**Work to be completed**
Print the records below exactly as they appear.

**Provided data**
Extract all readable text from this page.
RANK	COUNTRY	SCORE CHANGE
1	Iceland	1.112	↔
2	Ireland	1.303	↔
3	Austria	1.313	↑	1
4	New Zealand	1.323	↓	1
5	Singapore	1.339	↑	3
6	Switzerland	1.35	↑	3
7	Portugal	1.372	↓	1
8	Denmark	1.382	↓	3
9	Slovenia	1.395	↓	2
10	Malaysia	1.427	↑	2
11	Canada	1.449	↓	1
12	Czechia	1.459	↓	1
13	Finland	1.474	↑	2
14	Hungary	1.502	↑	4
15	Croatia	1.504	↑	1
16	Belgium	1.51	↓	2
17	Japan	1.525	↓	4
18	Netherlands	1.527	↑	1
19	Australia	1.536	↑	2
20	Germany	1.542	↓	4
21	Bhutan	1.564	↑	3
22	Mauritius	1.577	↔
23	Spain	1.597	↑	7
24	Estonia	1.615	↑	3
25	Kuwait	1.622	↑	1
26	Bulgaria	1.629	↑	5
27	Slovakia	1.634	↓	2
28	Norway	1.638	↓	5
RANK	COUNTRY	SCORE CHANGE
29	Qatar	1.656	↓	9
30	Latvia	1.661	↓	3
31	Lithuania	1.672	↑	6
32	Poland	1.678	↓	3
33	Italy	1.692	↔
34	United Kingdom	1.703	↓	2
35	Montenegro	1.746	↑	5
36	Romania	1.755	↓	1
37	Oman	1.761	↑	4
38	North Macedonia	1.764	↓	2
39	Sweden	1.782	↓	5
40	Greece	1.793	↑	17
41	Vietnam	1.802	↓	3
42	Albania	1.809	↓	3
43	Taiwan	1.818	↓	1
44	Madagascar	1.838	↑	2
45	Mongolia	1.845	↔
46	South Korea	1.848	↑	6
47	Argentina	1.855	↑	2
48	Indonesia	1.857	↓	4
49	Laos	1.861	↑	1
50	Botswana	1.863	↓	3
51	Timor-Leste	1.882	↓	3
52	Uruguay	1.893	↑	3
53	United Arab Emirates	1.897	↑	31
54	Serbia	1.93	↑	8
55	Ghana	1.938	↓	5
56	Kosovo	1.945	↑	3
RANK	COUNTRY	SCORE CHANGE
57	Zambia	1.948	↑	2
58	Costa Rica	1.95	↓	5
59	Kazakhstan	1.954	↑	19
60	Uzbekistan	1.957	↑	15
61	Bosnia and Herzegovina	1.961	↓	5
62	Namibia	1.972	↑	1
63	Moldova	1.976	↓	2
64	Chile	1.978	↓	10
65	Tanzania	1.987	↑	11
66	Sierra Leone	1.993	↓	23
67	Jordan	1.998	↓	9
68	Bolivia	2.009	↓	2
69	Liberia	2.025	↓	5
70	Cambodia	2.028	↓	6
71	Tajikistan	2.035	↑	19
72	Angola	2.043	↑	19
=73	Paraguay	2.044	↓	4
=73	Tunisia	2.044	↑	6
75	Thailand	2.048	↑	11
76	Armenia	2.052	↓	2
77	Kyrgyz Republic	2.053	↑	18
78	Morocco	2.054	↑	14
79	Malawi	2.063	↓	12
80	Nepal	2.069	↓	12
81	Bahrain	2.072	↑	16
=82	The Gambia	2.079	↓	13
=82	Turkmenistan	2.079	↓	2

**Output**
Extract all readable text from this page.
RANK	COUNTRY	SCORE CHANGE
1	Iceland	1.112	↔
2	Ireland	1.303	↔
3	Austria	1.313	↑	1
4	New Zealand	1.323	↓	1
5	Singapore	1.339	↑	3
6	Switzerland	1.35	↑	3
7	Portugal	1.372	↓	1
8	Denmark	1.382	↓	3
9	Slovenia	1.395	↓	2
10	Malaysia	1.427	↑	2
11	Canada	1.449	↓	1
12	Czechia	1.459	↓	1
13	Finland	1.474	↑	2
14	Hungary	1.502	↑	4
15	Croatia	1.504	↑	1
16	Belgium	1.51	↓	2
17	Japan	1.525	↓	4
18	Netherlands	1.527	↑	1
19	Australia	1.536	↑	2
20	Germany	1.542	↓	4
21	Bhutan	1.564	↑	3
22	Mauritius	1.577	↔
23	Spain	1.597	↑	7
24	Estonia	1.615	↑	3
25	Kuwait	1.622	↑	1
26	Bulgaria	1.629	↑	5
27	Slovakia	1.634	↓	2
28	Norway	1.638	↓	5
RANK	COUNTRY	SCORE CHANGE
29	Qatar	1.656	↓	9
30	Latvia	1.661	↓	3
31	Lithuania	1.672	↑	6
32	Poland	1.678	↓	3
33	Italy	1.692	↔
34	United Kingdom	1.703	↓	2
35	Montenegro	1.746	↑	5
36	Romania	1.755	↓	1
37	Oman	1.761	↑	4
38	North Macedonia	1.764	↓	2
39	Sweden	1.782	↓	5
40	Greece	1.793	↑	17
41	Vietnam	1.802	↓	3
42	Albania	1.809	↓	3
43	Taiwan	1.818	↓	1
44	Madagascar	1.838	↑	2
45	Mongolia	1.845	↔
46	South Korea	1.848	↑	6
47	Argentina	1.855	↑	2
48	Indonesia	1.857	↓	4
49	Laos	1.861	↑	1
50	Botswana	1.863	↓	3
51	Timor-Leste	1.882	↓	3
52	Uruguay	1.893	↑	3
53	United Arab Emirates	1.897	↑	31
54	Serbia	1.93	↑	8
55	Ghana	1.938	↓	5
56	Kosovo	1.945	↑	3
RANK	COUNTRY	SCORE CHANGE
57	Zambia	1.948	↑	2
58	Costa Rica	1.95	↓	5
59	Kazakhstan	1.954	↑	19
60	Uzbekistan	1.957	↑	15
61	Bosnia and Herzegovina	1.961	↓	5
62	Namibia	1.972	↑	1
63	Moldova	1.976	↓	2
64	Chile	1.978	↓	10
65	Tanzania	1.987	↑	11
66	Sierra Leone	1.993	↓	23
67	Jordan	1.998	↓	9
68	Bolivia	2.009	↓	2
69	Liberia	2.025	↓	5
70	Cambodia	2.028	↓	6
71	Tajikistan	2.035	↑	19
72	Angola	2.043	↑	19
=73	Paraguay	2.044	↓	4
=73	Tunisia	2.044	↑	6
75	Thailand	2.048	↑	11
76	Armenia	2.052	↓	2
77	Kyrgyz Republic	2.053	↑	18
78	Morocco	2.054	↑	14
79	Malawi	2.063	↓	12
80	Nepal	2.069	↓	12
81	Bahrain	2.072	↑	16
=82	The Gambia	2.079	↓	13
=82	Turkmenistan	2.079	↓	2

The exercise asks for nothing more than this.